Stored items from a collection
------------------------------------------------------------------------
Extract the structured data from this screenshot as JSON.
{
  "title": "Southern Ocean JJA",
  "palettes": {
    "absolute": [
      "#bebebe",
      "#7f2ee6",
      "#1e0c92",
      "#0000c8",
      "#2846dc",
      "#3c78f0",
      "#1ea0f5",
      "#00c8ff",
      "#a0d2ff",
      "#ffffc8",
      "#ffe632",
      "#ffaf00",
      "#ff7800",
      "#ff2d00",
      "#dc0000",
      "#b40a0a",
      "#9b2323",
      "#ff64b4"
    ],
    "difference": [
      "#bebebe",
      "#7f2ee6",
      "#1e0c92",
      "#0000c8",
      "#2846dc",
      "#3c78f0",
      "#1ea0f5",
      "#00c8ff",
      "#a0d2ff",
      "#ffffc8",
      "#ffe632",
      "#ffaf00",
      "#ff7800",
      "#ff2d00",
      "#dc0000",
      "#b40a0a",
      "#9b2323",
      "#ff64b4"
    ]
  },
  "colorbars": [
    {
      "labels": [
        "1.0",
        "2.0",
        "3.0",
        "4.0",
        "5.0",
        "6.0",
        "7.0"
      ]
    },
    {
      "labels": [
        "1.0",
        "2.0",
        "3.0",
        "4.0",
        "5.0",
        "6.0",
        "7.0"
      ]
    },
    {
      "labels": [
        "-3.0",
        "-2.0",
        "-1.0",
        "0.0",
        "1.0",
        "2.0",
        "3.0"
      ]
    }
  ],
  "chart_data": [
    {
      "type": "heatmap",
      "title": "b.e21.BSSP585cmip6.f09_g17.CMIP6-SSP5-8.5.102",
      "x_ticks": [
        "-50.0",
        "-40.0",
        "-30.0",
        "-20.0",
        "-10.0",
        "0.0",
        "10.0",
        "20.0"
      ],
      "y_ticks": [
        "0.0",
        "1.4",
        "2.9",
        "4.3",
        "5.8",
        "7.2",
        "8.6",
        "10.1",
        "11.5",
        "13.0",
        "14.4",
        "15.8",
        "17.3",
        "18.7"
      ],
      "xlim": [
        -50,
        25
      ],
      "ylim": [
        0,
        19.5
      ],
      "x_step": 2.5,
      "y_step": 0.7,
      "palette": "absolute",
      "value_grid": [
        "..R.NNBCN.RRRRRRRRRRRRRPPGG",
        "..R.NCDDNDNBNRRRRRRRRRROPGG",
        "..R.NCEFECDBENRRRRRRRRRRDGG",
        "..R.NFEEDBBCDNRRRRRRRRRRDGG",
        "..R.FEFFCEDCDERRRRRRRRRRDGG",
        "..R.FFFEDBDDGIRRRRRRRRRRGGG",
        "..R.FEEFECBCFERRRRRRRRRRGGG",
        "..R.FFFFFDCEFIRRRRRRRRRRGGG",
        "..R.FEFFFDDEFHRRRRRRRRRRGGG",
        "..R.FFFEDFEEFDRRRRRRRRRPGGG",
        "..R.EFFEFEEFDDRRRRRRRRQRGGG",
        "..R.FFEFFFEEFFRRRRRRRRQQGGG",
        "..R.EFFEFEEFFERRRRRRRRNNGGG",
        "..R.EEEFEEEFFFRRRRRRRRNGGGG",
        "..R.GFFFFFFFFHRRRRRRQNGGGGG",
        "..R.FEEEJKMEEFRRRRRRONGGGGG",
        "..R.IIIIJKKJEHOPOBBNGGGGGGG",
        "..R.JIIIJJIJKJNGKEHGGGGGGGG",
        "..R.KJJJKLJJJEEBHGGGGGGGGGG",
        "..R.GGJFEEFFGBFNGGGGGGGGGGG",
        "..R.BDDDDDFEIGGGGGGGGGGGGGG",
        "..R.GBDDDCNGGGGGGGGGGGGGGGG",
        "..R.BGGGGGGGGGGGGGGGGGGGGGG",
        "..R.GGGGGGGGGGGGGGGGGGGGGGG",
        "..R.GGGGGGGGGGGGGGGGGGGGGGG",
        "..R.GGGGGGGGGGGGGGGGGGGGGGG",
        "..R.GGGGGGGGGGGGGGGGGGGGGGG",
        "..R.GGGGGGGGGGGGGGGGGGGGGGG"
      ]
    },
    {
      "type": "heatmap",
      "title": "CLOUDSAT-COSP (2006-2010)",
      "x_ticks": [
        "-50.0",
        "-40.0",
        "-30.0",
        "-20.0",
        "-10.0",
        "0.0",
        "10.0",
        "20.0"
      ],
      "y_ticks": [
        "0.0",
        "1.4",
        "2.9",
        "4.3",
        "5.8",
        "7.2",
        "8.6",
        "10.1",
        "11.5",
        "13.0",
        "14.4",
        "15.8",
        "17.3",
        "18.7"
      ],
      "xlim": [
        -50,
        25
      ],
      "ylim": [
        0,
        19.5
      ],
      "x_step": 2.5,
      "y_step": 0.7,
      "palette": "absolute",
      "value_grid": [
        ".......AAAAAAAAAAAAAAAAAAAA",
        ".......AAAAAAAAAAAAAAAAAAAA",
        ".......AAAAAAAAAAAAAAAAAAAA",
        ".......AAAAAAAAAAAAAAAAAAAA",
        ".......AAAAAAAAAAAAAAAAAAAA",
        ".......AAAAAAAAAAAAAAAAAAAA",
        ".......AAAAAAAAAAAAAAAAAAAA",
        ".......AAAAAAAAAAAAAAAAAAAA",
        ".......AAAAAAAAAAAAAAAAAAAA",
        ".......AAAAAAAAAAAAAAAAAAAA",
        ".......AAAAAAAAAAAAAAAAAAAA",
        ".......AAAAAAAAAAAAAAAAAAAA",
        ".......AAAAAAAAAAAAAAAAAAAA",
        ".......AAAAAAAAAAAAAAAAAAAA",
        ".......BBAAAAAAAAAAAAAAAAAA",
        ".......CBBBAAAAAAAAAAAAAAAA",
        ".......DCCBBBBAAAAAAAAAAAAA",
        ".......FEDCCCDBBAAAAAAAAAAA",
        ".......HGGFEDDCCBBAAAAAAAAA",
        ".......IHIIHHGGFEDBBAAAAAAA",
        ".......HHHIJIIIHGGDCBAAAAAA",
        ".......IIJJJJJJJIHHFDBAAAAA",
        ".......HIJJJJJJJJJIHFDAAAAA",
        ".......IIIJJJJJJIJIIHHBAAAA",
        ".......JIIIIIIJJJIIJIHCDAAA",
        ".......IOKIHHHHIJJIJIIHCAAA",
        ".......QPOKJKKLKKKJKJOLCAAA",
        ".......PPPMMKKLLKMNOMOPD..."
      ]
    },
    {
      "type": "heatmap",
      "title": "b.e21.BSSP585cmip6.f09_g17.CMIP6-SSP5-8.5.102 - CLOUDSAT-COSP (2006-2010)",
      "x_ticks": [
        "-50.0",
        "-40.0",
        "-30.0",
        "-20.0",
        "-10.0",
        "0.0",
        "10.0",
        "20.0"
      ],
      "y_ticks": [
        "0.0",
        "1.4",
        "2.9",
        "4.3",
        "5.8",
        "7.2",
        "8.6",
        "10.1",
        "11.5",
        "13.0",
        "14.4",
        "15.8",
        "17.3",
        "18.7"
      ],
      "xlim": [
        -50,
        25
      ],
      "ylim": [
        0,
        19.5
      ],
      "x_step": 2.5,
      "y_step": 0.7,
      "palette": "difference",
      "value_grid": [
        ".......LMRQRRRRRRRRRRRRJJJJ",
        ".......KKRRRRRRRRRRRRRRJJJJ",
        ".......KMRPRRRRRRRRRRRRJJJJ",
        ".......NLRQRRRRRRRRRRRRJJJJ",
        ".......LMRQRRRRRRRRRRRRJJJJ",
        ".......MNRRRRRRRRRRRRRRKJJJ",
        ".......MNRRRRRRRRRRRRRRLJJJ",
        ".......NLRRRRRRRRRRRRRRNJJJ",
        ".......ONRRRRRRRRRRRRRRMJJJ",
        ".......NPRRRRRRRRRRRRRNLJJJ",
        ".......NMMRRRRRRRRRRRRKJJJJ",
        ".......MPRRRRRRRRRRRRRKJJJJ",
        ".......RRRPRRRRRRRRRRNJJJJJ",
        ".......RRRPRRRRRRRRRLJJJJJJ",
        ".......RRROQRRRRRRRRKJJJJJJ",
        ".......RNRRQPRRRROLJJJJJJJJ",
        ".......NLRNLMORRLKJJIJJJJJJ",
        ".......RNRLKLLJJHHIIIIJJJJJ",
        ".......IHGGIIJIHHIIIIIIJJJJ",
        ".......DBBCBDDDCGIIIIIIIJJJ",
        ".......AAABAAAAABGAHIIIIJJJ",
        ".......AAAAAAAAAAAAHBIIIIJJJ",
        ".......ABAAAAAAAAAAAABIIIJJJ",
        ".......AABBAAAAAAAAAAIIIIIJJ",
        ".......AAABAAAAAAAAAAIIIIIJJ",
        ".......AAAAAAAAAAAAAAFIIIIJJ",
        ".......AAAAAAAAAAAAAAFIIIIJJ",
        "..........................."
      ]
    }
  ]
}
------------------------------------------------------------------------
→ What this task involves
Where does the word "COSP" appear? Return each line that holds it.

→ Task answer
      "title": "CLOUDSAT-COSP (2006-2010)",
      "title": "b.e21.BSSP585cmip6.f09_g17.CMIP6-SSP5-8.5.102 - CLOUDSAT-COSP (2006-2010)",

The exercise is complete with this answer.